EXERCISE DESCRIPTION: In the records below, pick out all lines containing the word "What".

TASK MATERIAL:
··········
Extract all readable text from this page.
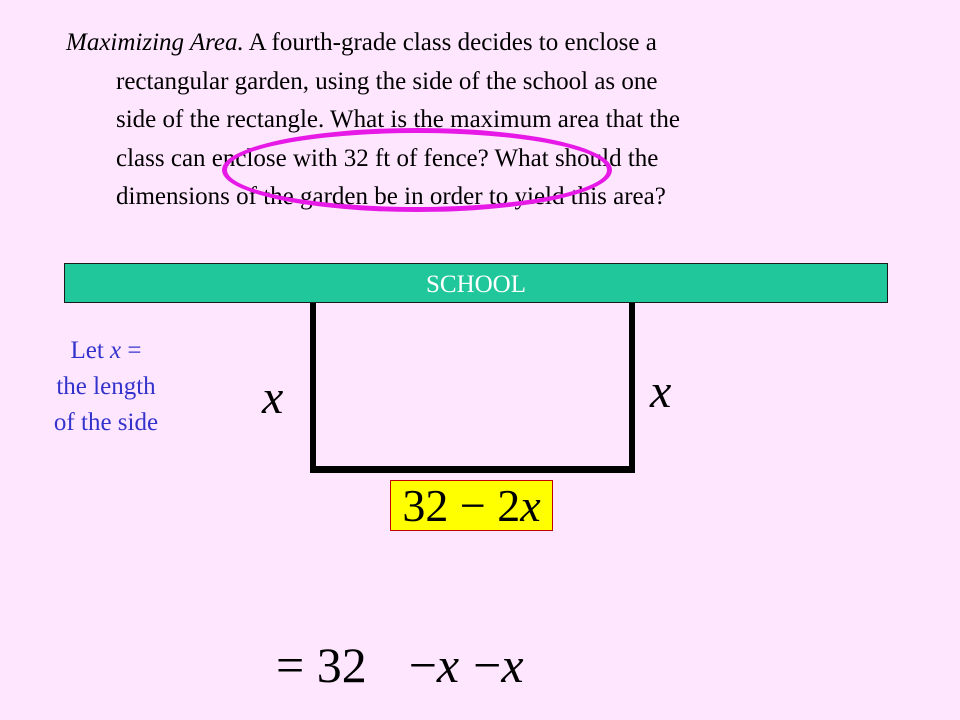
Maximizing Area. A fourth-grade class decides to enclose a
rectangular garden, using the side of the school as one
side of the rectangle. What is the maximum area that the
class can enclose with 32 ft of fence? What should the
dimensions of the garden be in order to yield this area?
SCHOOL
Let x =
the length
of the side	x	x
32 − 2x
= 32 −x −x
··········
EXERCISE SOLUTION:
side of the rectangle. What is the maximum area that the
class can enclose with 32 ft of fence? What should the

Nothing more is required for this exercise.